• **Task to carry out**: Go through the listing below and gather every line with the word "screenshot".

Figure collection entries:

──────

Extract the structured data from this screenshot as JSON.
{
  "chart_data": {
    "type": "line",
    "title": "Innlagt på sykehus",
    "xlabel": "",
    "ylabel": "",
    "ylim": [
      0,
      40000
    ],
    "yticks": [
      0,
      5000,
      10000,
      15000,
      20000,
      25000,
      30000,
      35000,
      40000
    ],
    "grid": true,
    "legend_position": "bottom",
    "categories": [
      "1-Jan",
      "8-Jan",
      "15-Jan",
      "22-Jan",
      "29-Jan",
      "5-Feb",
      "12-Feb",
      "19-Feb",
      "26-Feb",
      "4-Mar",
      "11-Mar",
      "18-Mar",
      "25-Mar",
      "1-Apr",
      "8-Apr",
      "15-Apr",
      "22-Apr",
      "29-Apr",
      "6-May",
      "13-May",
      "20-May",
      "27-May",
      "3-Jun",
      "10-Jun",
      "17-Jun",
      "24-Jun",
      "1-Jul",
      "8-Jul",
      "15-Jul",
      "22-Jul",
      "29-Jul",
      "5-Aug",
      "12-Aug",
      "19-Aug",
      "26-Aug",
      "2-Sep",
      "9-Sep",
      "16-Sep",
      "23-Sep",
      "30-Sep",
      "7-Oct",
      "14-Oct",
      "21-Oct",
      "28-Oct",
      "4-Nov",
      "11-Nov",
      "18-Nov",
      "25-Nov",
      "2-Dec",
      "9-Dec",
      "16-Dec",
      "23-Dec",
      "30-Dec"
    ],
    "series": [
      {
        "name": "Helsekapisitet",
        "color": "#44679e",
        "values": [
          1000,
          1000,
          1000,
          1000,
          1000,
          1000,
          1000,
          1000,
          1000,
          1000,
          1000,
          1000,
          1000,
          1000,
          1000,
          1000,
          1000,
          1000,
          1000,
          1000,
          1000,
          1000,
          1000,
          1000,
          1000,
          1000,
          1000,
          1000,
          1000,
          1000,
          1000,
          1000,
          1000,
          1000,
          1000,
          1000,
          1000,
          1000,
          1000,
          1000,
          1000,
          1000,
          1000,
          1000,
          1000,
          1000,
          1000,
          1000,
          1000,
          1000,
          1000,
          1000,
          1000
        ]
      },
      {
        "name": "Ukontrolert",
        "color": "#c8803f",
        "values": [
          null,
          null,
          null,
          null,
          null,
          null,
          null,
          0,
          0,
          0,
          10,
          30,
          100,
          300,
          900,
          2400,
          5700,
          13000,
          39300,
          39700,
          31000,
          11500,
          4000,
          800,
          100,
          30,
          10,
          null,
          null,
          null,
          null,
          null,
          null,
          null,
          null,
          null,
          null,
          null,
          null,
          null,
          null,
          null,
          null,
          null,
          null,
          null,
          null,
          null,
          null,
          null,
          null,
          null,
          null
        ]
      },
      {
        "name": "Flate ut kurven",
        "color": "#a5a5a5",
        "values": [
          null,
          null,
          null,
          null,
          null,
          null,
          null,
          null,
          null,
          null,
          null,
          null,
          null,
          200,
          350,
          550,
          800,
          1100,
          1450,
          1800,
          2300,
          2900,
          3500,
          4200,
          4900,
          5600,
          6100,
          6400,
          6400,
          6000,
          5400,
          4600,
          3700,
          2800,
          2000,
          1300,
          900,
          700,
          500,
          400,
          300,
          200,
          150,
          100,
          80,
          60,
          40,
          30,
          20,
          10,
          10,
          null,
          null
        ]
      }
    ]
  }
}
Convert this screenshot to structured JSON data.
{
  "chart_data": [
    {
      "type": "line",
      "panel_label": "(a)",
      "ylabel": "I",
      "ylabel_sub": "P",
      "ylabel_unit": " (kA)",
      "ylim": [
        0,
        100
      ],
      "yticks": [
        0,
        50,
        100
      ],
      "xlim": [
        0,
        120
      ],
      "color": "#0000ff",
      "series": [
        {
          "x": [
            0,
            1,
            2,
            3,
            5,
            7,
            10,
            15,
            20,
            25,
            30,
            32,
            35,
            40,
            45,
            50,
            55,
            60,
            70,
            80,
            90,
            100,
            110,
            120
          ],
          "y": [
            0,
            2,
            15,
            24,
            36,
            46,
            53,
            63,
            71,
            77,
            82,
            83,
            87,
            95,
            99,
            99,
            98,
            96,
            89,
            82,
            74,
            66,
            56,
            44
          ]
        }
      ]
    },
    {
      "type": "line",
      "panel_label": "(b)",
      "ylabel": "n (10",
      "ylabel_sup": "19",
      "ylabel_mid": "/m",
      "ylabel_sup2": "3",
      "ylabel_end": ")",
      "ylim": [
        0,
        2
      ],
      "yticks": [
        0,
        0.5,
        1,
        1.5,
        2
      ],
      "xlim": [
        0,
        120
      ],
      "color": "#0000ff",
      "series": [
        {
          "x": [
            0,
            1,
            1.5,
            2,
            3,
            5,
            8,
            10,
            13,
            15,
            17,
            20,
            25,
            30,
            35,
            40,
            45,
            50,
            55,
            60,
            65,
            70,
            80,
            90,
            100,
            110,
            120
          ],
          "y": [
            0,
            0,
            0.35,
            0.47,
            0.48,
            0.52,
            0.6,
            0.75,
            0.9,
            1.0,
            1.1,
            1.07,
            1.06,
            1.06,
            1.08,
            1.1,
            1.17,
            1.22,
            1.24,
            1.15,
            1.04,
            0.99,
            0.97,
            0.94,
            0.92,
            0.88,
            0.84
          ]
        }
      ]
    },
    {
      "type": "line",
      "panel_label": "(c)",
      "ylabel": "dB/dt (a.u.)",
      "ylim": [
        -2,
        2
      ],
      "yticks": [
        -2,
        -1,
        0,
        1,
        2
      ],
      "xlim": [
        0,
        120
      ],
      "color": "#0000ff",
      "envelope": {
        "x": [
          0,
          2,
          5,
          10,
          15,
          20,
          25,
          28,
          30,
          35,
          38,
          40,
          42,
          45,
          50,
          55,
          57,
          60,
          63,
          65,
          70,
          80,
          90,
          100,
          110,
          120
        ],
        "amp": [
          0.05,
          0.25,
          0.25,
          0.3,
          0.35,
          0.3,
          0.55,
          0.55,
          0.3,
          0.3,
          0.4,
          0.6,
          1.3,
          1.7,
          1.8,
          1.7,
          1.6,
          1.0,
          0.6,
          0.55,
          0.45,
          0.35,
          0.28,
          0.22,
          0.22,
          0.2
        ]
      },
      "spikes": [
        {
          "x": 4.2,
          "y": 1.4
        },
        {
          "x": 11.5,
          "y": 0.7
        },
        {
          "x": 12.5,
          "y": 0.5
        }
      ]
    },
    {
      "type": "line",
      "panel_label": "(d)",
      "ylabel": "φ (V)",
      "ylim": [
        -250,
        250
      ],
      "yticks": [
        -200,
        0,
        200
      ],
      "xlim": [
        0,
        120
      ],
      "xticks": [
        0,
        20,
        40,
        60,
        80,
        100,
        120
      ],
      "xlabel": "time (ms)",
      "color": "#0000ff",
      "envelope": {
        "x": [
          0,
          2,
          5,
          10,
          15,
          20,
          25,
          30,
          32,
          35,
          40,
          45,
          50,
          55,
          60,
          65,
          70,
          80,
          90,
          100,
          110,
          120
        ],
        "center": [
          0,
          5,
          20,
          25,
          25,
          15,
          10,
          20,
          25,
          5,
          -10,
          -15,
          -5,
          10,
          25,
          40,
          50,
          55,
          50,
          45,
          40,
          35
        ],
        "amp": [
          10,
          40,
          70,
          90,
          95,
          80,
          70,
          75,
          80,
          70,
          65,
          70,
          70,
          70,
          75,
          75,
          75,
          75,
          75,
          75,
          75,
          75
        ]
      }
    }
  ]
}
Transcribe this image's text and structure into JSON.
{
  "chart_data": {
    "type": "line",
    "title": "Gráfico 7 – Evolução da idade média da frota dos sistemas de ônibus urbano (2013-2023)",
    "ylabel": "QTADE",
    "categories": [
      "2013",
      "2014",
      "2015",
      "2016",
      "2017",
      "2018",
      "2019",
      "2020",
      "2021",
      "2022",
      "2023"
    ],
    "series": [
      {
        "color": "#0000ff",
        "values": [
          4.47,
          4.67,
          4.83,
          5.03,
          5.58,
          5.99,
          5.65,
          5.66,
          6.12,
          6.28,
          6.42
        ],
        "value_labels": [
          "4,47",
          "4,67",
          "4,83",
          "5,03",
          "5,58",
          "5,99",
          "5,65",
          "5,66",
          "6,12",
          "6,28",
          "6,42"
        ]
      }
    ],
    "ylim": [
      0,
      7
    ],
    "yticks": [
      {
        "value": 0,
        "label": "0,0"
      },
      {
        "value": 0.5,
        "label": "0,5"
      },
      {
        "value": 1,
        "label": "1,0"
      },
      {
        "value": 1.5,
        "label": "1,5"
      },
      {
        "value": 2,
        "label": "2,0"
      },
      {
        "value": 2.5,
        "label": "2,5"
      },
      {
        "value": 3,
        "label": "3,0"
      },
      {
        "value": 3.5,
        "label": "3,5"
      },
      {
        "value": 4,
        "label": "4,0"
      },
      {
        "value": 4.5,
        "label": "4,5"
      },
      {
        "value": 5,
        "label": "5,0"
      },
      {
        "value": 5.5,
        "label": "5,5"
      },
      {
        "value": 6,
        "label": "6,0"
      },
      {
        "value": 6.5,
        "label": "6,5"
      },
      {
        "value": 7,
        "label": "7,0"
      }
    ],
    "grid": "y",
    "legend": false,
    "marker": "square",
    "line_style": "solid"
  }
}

──────

• **The result**:
Extract the structured data from this screenshot as JSON.
Convert this screenshot to structured JSON data.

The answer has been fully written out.